▶ Directions
Transcribe every entry word for word. Skip the pictures.

▶ Material provided
★ ★ ★ ★ ★ ★ ★

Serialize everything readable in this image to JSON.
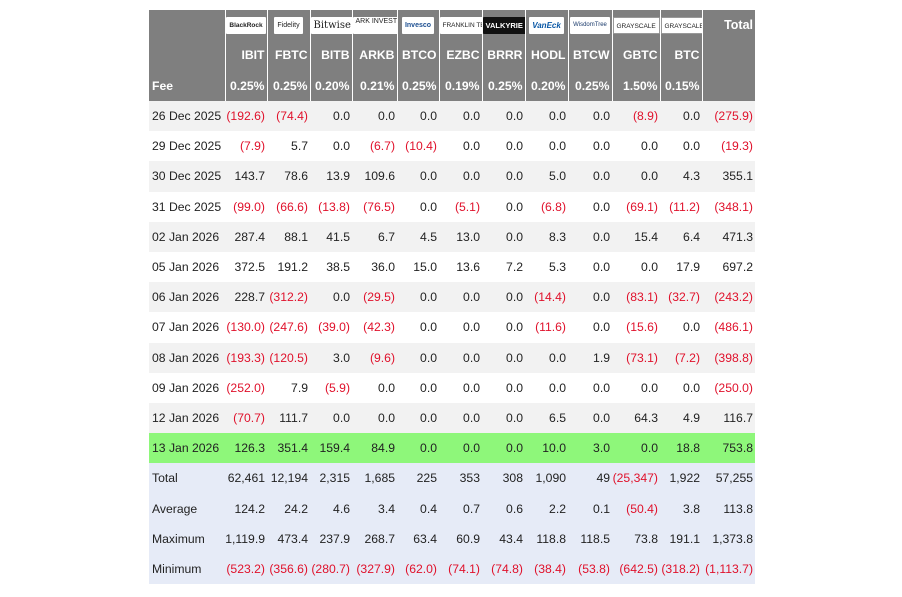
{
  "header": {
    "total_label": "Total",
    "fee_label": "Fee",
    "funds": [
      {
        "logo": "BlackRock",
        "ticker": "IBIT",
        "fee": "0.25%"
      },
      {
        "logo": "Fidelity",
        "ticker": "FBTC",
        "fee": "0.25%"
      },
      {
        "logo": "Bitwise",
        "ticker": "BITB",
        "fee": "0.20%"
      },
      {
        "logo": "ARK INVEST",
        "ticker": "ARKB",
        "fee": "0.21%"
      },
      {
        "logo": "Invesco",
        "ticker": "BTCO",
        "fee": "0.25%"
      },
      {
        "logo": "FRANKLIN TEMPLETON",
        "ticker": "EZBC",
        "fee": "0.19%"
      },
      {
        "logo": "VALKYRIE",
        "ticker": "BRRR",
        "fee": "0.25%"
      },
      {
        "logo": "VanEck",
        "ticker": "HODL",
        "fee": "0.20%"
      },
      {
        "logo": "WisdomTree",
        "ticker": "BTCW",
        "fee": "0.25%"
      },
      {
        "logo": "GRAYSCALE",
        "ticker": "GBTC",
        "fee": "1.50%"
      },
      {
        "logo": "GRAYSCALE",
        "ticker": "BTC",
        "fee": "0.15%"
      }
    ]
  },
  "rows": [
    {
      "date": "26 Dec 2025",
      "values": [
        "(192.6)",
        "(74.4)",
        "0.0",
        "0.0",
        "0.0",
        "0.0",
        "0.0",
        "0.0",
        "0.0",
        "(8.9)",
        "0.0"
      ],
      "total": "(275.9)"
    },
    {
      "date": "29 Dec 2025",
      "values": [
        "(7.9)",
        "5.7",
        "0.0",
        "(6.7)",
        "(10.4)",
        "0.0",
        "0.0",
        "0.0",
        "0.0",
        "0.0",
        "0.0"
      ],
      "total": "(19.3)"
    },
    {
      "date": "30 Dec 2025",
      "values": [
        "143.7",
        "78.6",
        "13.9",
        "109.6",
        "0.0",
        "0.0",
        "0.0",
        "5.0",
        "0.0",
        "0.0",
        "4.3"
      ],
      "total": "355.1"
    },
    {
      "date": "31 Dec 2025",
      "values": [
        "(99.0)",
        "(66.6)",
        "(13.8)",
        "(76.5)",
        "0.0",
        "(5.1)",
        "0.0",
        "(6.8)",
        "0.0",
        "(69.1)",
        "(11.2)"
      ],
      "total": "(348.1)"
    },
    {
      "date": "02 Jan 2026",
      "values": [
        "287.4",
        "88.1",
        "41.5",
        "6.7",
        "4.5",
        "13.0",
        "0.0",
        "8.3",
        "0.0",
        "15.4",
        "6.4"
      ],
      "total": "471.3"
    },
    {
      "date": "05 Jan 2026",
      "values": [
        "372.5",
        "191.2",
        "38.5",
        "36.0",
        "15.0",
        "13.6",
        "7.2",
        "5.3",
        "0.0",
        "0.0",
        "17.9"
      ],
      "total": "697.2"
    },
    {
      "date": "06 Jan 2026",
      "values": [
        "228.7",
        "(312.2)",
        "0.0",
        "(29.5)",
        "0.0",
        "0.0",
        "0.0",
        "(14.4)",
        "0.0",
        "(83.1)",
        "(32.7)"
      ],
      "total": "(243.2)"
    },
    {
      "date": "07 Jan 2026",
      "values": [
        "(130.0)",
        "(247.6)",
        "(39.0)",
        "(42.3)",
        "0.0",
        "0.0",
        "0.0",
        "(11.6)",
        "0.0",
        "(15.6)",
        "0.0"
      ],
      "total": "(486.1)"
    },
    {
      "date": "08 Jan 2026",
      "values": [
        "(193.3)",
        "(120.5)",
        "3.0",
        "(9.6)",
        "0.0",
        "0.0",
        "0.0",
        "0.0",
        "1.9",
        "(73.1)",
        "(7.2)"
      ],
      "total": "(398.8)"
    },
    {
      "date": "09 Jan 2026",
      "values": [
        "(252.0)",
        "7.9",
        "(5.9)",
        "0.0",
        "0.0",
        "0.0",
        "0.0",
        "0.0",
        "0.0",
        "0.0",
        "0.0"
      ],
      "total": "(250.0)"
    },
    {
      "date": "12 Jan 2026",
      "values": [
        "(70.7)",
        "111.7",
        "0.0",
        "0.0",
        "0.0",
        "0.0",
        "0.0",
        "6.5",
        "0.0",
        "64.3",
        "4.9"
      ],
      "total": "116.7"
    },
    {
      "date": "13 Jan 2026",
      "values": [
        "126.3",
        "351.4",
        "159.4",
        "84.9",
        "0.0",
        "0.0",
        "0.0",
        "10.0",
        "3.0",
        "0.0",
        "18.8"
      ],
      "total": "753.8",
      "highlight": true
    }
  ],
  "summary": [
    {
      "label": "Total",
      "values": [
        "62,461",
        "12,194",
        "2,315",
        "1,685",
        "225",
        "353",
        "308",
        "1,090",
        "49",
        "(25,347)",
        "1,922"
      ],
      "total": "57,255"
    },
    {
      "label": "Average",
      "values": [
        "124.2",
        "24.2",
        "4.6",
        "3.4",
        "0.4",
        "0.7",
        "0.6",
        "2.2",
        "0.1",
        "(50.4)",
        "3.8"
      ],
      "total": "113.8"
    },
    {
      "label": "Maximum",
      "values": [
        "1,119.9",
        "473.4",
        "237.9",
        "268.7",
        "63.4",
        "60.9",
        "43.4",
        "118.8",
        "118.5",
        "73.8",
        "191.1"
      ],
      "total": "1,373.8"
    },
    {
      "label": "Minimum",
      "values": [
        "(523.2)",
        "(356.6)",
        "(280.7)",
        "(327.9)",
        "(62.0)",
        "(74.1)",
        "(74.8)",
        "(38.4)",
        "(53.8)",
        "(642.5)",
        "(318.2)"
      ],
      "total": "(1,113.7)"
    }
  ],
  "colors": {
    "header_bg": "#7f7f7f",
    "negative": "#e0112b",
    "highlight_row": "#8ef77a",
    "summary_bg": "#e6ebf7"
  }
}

★ ★ ★ ★ ★ ★ ★

▶ Full output
Serialize everything readable in this image to JSON.
{
  "header": {
    "total_label": "Total",
    "fee_label": "Fee",
    "funds": [
      {
        "logo": "BlackRock",
        "ticker": "IBIT",
        "fee": "0.25%"
      },
      {
        "logo": "Fidelity",
        "ticker": "FBTC",
        "fee": "0.25%"
      },
      {
        "logo": "Bitwise",
        "ticker": "BITB",
        "fee": "0.20%"
      },
      {
        "logo": "ARK INVEST",
        "ticker": "ARKB",
        "fee": "0.21%"
      },
      {
        "logo": "Invesco",
        "ticker": "BTCO",
        "fee": "0.25%"
      },
      {
        "logo": "FRANKLIN TEMPLETON",
        "ticker": "EZBC",
        "fee": "0.19%"
      },
      {
        "logo": "VALKYRIE",
        "ticker": "BRRR",
        "fee": "0.25%"
      },
      {
        "logo": "VanEck",
        "ticker": "HODL",
        "fee": "0.20%"
      },
      {
        "logo": "WisdomTree",
        "ticker": "BTCW",
        "fee": "0.25%"
      },
      {
        "logo": "GRAYSCALE",
        "ticker": "GBTC",
        "fee": "1.50%"
      },
      {
        "logo": "GRAYSCALE",
        "ticker": "BTC",
        "fee": "0.15%"
      }
    ]
  },
  "rows": [
    {
      "date": "26 Dec 2025",
      "values": [
        "(192.6)",
        "(74.4)",
        "0.0",
        "0.0",
        "0.0",
        "0.0",
        "0.0",
        "0.0",
        "0.0",
        "(8.9)",
        "0.0"
      ],
      "total": "(275.9)"
    },
    {
      "date": "29 Dec 2025",
      "values": [
        "(7.9)",
        "5.7",
        "0.0",
        "(6.7)",
        "(10.4)",
        "0.0",
        "0.0",
        "0.0",
        "0.0",
        "0.0",
        "0.0"
      ],
      "total": "(19.3)"
    },
    {
      "date": "30 Dec 2025",
      "values": [
        "143.7",
        "78.6",
        "13.9",
        "109.6",
        "0.0",
        "0.0",
        "0.0",
        "5.0",
        "0.0",
        "0.0",
        "4.3"
      ],
      "total": "355.1"
    },
    {
      "date": "31 Dec 2025",
      "values": [
        "(99.0)",
        "(66.6)",
        "(13.8)",
        "(76.5)",
        "0.0",
        "(5.1)",
        "0.0",
        "(6.8)",
        "0.0",
        "(69.1)",
        "(11.2)"
      ],
      "total": "(348.1)"
    },
    {
      "date": "02 Jan 2026",
      "values": [
        "287.4",
        "88.1",
        "41.5",
        "6.7",
        "4.5",
        "13.0",
        "0.0",
        "8.3",
        "0.0",
        "15.4",
        "6.4"
      ],
      "total": "471.3"
    },
    {
      "date": "05 Jan 2026",
      "values": [
        "372.5",
        "191.2",
        "38.5",
        "36.0",
        "15.0",
        "13.6",
        "7.2",
        "5.3",
        "0.0",
        "0.0",
        "17.9"
      ],
      "total": "697.2"
    },
    {
      "date": "06 Jan 2026",
      "values": [
        "228.7",
        "(312.2)",
        "0.0",
        "(29.5)",
        "0.0",
        "0.0",
        "0.0",
        "(14.4)",
        "0.0",
        "(83.1)",
        "(32.7)"
      ],
      "total": "(243.2)"
    },
    {
      "date": "07 Jan 2026",
      "values": [
        "(130.0)",
        "(247.6)",
        "(39.0)",
        "(42.3)",
        "0.0",
        "0.0",
        "0.0",
        "(11.6)",
        "0.0",
        "(15.6)",
        "0.0"
      ],
      "total": "(486.1)"
    },
    {
      "date": "08 Jan 2026",
      "values": [
        "(193.3)",
        "(120.5)",
        "3.0",
        "(9.6)",
        "0.0",
        "0.0",
        "0.0",
        "0.0",
        "1.9",
        "(73.1)",
        "(7.2)"
      ],
      "total": "(398.8)"
    },
    {
      "date": "09 Jan 2026",
      "values": [
        "(252.0)",
        "7.9",
        "(5.9)",
        "0.0",
        "0.0",
        "0.0",
        "0.0",
        "0.0",
        "0.0",
        "0.0",
        "0.0"
      ],
      "total": "(250.0)"
    },
    {
      "date": "12 Jan 2026",
      "values": [
        "(70.7)",
        "111.7",
        "0.0",
        "0.0",
        "0.0",
        "0.0",
        "0.0",
        "6.5",
        "0.0",
        "64.3",
        "4.9"
      ],
      "total": "116.7"
    },
    {
      "date": "13 Jan 2026",
      "values": [
        "126.3",
        "351.4",
        "159.4",
        "84.9",
        "0.0",
        "0.0",
        "0.0",
        "10.0",
        "3.0",
        "0.0",
        "18.8"
      ],
      "total": "753.8",
      "highlight": true
    }
  ],
  "summary": [
    {
      "label": "Total",
      "values": [
        "62,461",
        "12,194",
        "2,315",
        "1,685",
        "225",
        "353",
        "308",
        "1,090",
        "49",
        "(25,347)",
        "1,922"
      ],
      "total": "57,255"
    },
    {
      "label": "Average",
      "values": [
        "124.2",
        "24.2",
        "4.6",
        "3.4",
        "0.4",
        "0.7",
        "0.6",
        "2.2",
        "0.1",
        "(50.4)",
        "3.8"
      ],
      "total": "113.8"
    },
    {
      "label": "Maximum",
      "values": [
        "1,119.9",
        "473.4",
        "237.9",
        "268.7",
        "63.4",
        "60.9",
        "43.4",
        "118.8",
        "118.5",
        "73.8",
        "191.1"
      ],
      "total": "1,373.8"
    },
    {
      "label": "Minimum",
      "values": [
        "(523.2)",
        "(356.6)",
        "(280.7)",
        "(327.9)",
        "(62.0)",
        "(74.1)",
        "(74.8)",
        "(38.4)",
        "(53.8)",
        "(642.5)",
        "(318.2)"
      ],
      "total": "(1,113.7)"
    }
  ],
  "colors": {
    "header_bg": "#7f7f7f",
    "negative": "#e0112b",
    "highlight_row": "#8ef77a",
    "summary_bg": "#e6ebf7"
  }
}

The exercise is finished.